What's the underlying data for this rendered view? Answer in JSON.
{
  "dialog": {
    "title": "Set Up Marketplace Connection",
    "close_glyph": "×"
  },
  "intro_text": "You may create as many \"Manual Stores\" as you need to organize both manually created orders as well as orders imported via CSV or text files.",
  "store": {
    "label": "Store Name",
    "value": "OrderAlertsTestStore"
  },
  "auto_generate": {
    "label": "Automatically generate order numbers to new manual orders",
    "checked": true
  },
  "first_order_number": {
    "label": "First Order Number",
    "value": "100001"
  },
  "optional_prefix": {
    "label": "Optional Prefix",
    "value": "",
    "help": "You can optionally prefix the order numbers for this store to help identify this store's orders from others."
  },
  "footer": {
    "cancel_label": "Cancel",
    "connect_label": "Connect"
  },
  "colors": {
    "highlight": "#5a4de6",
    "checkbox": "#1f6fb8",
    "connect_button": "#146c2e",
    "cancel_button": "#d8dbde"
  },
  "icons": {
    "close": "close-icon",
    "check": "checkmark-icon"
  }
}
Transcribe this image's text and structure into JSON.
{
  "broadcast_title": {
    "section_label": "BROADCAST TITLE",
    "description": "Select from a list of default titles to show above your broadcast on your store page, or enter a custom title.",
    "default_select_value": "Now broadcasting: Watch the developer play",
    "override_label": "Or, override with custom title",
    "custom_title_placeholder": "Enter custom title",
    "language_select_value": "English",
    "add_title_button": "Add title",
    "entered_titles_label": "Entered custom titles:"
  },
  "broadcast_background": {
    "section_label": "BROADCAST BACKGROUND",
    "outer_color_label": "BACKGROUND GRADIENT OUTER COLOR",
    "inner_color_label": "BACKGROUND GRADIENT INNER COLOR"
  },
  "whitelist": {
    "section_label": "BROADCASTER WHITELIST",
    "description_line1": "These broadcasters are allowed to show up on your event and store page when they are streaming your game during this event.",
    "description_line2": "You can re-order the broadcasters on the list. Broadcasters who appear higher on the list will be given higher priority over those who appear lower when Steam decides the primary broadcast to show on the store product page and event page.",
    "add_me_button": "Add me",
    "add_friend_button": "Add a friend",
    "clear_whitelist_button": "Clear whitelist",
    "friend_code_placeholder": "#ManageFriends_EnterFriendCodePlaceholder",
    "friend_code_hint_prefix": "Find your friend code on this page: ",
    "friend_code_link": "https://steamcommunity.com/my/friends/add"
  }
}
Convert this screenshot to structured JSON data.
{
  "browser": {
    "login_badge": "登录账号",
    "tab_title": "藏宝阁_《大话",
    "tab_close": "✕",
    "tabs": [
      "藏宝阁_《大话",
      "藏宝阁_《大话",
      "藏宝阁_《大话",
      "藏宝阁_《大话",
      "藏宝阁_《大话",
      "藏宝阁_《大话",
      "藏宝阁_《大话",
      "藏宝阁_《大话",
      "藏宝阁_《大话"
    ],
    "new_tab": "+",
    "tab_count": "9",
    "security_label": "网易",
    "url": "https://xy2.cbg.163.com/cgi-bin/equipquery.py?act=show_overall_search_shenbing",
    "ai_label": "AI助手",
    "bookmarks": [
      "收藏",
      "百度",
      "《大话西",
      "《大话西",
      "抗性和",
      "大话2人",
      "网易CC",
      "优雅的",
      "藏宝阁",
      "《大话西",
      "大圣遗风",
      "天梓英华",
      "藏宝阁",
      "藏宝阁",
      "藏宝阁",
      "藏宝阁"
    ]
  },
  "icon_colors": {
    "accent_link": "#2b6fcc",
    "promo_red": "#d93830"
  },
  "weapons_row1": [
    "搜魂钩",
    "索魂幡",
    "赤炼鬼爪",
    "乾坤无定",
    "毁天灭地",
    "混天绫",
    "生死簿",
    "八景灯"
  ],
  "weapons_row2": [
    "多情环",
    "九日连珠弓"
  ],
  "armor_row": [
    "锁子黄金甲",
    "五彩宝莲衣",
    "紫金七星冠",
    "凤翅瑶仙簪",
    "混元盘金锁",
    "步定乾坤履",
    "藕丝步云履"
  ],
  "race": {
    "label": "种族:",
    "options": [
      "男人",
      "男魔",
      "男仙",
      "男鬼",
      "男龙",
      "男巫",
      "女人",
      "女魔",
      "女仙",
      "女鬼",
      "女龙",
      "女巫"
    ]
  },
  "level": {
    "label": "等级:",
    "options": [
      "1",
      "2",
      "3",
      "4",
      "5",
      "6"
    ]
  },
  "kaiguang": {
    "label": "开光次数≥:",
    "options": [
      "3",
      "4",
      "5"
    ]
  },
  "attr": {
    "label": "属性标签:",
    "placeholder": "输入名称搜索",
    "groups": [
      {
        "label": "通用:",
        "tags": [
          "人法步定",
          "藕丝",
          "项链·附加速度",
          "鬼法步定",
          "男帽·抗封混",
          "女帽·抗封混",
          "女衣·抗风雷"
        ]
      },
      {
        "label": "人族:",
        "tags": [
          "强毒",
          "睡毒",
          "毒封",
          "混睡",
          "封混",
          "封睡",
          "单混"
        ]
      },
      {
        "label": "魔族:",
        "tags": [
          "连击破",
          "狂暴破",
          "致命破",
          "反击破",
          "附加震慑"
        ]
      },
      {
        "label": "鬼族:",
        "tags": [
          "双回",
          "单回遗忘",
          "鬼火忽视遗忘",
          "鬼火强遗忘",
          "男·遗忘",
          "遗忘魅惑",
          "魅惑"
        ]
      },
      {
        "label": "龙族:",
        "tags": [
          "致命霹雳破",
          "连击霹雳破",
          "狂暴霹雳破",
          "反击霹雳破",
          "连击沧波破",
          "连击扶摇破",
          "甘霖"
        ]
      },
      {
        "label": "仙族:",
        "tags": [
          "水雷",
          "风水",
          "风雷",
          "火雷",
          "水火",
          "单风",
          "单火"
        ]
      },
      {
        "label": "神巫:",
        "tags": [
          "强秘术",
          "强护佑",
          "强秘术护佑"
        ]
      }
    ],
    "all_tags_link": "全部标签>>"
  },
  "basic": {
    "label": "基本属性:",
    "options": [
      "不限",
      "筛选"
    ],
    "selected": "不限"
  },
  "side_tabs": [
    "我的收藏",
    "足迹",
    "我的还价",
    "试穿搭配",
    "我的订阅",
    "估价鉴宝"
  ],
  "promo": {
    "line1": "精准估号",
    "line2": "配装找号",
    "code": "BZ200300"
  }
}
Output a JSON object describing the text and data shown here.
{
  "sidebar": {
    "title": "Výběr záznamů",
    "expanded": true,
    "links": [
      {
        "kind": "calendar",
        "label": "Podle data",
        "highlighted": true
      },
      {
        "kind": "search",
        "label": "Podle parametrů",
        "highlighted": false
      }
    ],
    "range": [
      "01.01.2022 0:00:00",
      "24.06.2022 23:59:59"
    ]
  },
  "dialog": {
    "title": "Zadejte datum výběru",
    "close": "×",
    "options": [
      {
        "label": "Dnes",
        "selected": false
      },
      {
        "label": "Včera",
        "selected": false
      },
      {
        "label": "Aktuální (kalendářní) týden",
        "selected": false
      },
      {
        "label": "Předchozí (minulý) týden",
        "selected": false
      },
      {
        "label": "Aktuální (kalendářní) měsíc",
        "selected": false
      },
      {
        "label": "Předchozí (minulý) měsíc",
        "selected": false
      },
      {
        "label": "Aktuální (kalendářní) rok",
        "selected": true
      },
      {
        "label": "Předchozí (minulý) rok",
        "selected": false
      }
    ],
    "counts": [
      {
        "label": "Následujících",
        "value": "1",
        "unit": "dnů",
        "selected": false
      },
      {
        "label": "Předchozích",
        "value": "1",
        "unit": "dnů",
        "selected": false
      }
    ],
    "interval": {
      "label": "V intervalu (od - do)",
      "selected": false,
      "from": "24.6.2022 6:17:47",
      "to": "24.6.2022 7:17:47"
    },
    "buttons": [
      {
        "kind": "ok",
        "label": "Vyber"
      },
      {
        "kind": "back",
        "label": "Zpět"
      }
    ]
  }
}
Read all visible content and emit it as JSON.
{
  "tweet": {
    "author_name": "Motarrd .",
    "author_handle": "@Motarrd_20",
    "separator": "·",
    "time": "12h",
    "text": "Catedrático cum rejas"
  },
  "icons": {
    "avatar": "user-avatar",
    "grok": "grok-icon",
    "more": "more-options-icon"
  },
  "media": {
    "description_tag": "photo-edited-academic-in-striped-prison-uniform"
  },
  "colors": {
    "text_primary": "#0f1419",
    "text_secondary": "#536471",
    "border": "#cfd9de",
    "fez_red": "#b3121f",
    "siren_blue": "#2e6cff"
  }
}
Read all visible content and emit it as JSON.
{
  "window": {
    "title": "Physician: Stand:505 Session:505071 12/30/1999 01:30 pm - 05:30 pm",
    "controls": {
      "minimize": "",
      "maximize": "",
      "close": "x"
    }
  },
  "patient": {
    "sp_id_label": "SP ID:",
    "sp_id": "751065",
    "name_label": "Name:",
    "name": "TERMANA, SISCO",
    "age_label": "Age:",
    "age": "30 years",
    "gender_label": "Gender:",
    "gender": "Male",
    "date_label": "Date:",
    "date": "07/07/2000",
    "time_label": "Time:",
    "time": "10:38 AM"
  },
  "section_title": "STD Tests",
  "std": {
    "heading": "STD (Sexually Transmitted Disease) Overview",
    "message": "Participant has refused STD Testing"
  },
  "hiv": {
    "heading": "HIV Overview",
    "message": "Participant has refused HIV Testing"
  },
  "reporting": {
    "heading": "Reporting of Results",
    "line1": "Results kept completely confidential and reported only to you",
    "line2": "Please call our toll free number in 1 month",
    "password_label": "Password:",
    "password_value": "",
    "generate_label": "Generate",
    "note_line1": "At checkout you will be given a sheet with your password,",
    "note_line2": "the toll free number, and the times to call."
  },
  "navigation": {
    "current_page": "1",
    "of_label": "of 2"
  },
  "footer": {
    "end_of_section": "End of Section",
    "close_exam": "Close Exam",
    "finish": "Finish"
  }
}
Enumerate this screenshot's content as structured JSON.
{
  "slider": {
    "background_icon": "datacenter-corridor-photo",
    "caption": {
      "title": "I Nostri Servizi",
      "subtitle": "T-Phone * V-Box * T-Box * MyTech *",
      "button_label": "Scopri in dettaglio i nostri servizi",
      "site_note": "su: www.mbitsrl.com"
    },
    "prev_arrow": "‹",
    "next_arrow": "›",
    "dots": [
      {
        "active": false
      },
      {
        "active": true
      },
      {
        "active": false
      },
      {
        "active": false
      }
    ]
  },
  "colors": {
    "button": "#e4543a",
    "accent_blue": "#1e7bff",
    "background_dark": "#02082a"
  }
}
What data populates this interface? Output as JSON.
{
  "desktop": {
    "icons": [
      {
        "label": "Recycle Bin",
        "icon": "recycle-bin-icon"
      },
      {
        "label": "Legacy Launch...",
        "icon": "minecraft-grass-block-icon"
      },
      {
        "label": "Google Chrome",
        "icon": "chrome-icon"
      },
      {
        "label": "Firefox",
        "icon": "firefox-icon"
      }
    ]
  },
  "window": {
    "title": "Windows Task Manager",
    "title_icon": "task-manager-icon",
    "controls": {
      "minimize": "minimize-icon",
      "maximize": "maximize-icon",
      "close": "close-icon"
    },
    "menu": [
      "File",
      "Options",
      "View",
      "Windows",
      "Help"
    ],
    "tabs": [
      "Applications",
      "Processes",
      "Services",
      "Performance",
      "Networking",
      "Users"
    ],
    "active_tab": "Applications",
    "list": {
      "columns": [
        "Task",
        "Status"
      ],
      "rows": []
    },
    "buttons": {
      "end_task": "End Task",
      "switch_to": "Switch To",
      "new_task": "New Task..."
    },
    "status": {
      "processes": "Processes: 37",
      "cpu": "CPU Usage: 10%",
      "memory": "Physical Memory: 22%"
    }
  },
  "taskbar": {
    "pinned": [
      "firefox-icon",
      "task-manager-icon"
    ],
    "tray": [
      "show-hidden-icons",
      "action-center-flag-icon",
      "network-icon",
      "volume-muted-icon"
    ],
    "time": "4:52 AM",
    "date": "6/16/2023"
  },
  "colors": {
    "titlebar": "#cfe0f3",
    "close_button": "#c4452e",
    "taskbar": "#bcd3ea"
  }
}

◆ **TO BE DONE**
Select and copy every line of the listing with the word "kind".

◆ **FINISHED ANSWER**
        "kind": "calendar",
        "kind": "search",
        "kind": "ok",
        "kind": "back",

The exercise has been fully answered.